Introduction to (R) Programming

Marcin Kierczak

Sun, 11 Nov 2018

R – what is it?

Features of R

  • a programming language,
  • a programming platform (= environment + interpreter),
  • a software project driven by the core team and the community.
  • a very powerful tool for statistical computing,
  • a very powerful computational tool in general,
  • a catalyst between an idea and its realization.

What R is not?

  • a tool to replace a statistician,
  • the very best programming language,
  • the most elegant programming solution,
  • the most efficient programming language.

A brief history of R

  • conceived c.a. 1992 by Robert Gentleman and Ross Ihaka (R&R) at the University of Auckland, NZ – a tool for teaching statistics,

  • 1994 – initial version,
  • 2000 – stable version.

A brief history of R cted.

  • open-source solution –> fast development,
  • based on the S language created at the Bell Labs by John Chambers to turn ideas into software, quickly and faithfully,
  • inspired also by Lisp syntax (lexical scope),
  • since 1997 developed by the R Development Core Team (~20 (6) experts, with Chambers onboard),
  • overviewed by The R Foundation for Statistical Computing,
  • learn more

The system of R packages – an overview

  • developed by the community,
  • cover several very diverse areas of science/life,
  • uniformely structured and documented,
  • organised in repositiries:

R packages in the main repos

Advantages of using R

  • a very powerful ecosystem of packages,
  • uniform, clear and clean system of documentation and help,
  • good interconnectivity with compiled languages like Java or C,
  • free and open source, GNU GPL and GNU GPL 2.0,
  • easy to generate high quality graphics.

Disadvantages of R

  • steep learning curve,
  • sometimes slow,
  • difficulties due to a limited object-oriented programming capabilities, e.g. an agent-based simulation is a challenge,
  • cannot order a pizza for you?

What a programming language is?

Definition of a programming language

A programming language is a formal computer language or constructed language designed to communicate instructions to a machine, particularly a computer. Programming languages can be used to create programs to control the behavior of a machine or to express algorithms.[source: Wikipedia]

What defines a programming language?

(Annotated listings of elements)

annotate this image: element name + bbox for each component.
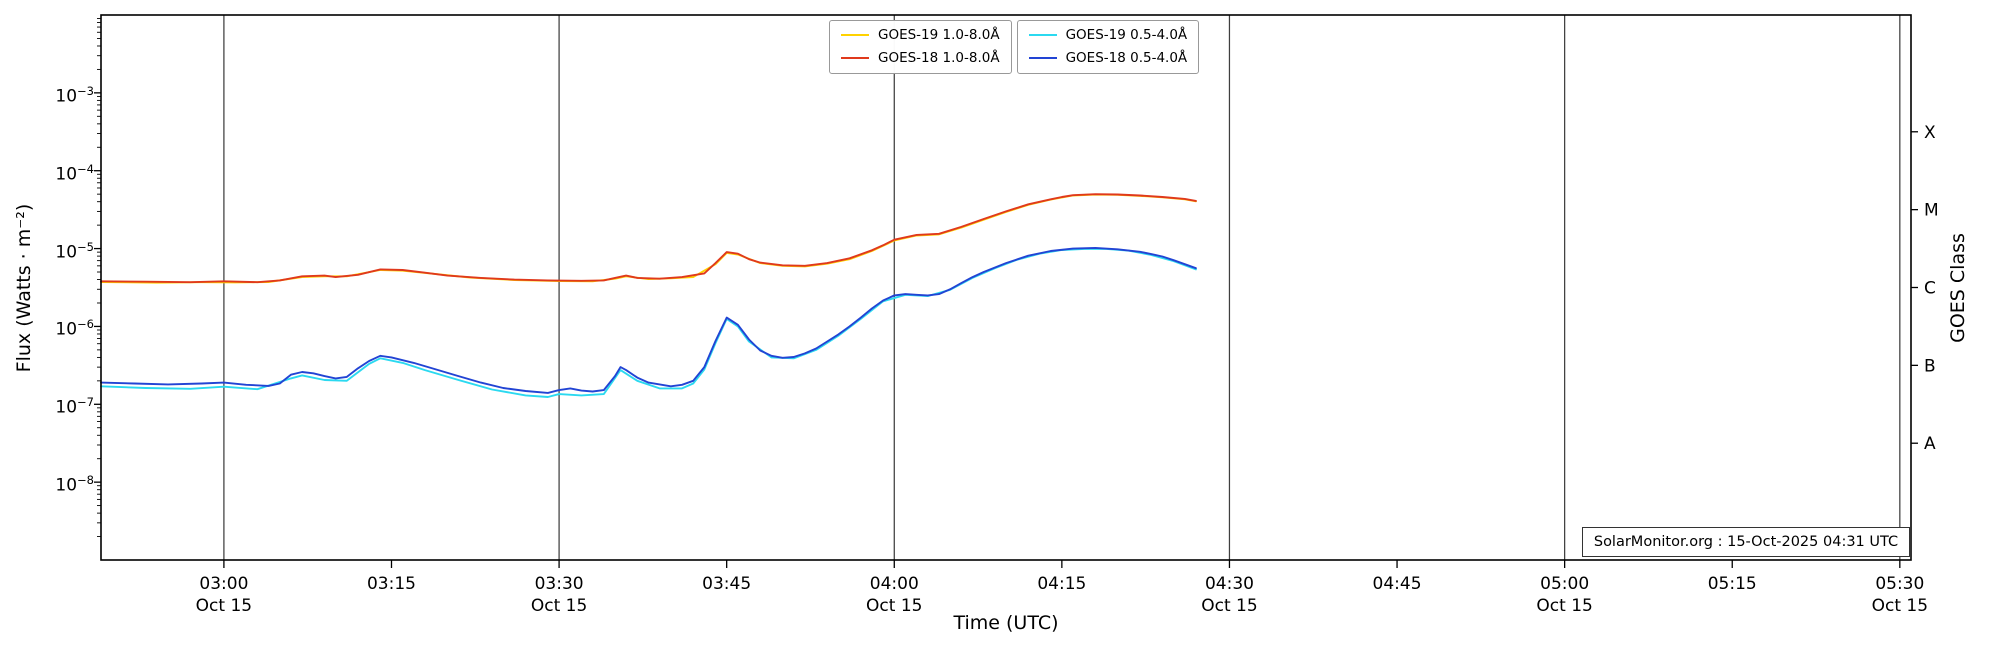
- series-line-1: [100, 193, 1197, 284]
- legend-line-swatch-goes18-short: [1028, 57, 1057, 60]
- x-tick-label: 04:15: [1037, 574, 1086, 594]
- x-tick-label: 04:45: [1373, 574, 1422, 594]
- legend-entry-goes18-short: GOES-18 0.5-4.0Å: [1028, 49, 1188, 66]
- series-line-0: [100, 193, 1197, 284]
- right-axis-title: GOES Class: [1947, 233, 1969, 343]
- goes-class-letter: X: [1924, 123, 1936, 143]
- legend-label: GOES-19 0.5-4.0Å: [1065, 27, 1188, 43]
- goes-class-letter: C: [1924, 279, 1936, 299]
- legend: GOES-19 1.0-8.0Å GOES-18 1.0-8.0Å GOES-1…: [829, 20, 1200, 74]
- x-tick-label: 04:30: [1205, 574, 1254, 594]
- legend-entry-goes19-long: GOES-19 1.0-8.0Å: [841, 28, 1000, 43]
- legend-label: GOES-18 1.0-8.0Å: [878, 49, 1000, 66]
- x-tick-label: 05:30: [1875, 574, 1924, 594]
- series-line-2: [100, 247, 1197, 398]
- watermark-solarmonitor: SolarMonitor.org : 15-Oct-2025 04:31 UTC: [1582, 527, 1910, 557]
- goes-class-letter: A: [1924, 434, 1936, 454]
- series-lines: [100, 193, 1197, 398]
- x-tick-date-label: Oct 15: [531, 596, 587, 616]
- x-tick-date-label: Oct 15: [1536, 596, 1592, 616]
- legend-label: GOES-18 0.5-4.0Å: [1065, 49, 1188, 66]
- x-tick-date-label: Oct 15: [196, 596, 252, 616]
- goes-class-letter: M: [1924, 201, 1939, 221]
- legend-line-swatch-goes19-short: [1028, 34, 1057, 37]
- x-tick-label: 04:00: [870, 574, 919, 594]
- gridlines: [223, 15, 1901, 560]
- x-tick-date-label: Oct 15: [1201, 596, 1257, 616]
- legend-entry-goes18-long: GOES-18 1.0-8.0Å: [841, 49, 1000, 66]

Requests:
a. According to the R introduction, in what year did R reach a stable version?
b. Translate this sentence from the R introduction into Spanish: "A programming language is a formal computer language or constructed language designed to communicate instructions to a machine, particularly a computer."
c. Extend the R introduction beyond its final line, "What defines a programming language?"
None of the rows is needed here.

Exercise answers:
a. 2000

b. Un lenguaje de programación es un lenguaje informático formal o lenguaje construido, diseñado para comunicar instrucciones a una máquina, en particular a una computadora.

c.
Think of a program as a flow of data from one function to another that does something to the data.


There are three main things that define a programming language:

  • type system – what types of data can I process,
  • syntax – the form defined by a language grammar,
  • semantics – the meaning of statements.

Syntax

Syntax as form

  • Syntax is the form, typically defined by the Chomsky II == context-free, grammar like:

    • 2 * 1 + 1
    • (+ (* 2 1) 1)

Programming language Lisp is defined by the following grammar (BNF or Bakus-Naur Form):

expression ::= atom | list
atom       ::= number | symbol
number     ::= [+-]?['0'-'9']+
symbol     ::= ['A'-'Z''a'-'z'].*
list       ::= '(' expression* ')'

Semantics

Semantics – give it a meaning

Semantics is the meaning, a gramatically correct sentence does not necessarily have a proper meaning:

  • “Colorful yellow train sleeps on a crazy wave.” – has no generally accepted meaning.
  • “There is $500 on his empty bank acount.” – cannot evaluate to true.

Semantics – extra details

  • Static semantics – in compiled languages, e.g. checking that every identifier is declared before the first use or that the conditionals have distinct predicates.

  • Dynamic semantics – how the chunks of code are executed. For instance lazy vs. eager evaluation.

The type system

How to represent things?

  • Untyped:
    • Assembler – everything is a byte.
  • Typed:
    • 1 - integer
    • 1.0 - float
    • “1.0” - string
  • Single type:
    • HTML – everything is a character.

The type system – extra details

  • Static vs. dynamic typing.
    • Static - type determined before execution, declared by the programmer (manifestly-typed) or checked by the compiler (type-inferrred) earlier:

      integer i   # Declaration  
      i = 1       # Initialization
    • Dynamic - type determined when executing.

      i = 1
  • Weak vs. strong types 1 + '1' =
    • Weak - 2 or “11”
    • Strong - ERROR.

Types – ERROR checking!

Programming paradigms

Major types of programming languages

  • imperative – a set of step-by-step instructions (R),
  • declarative – a clearly defined goal.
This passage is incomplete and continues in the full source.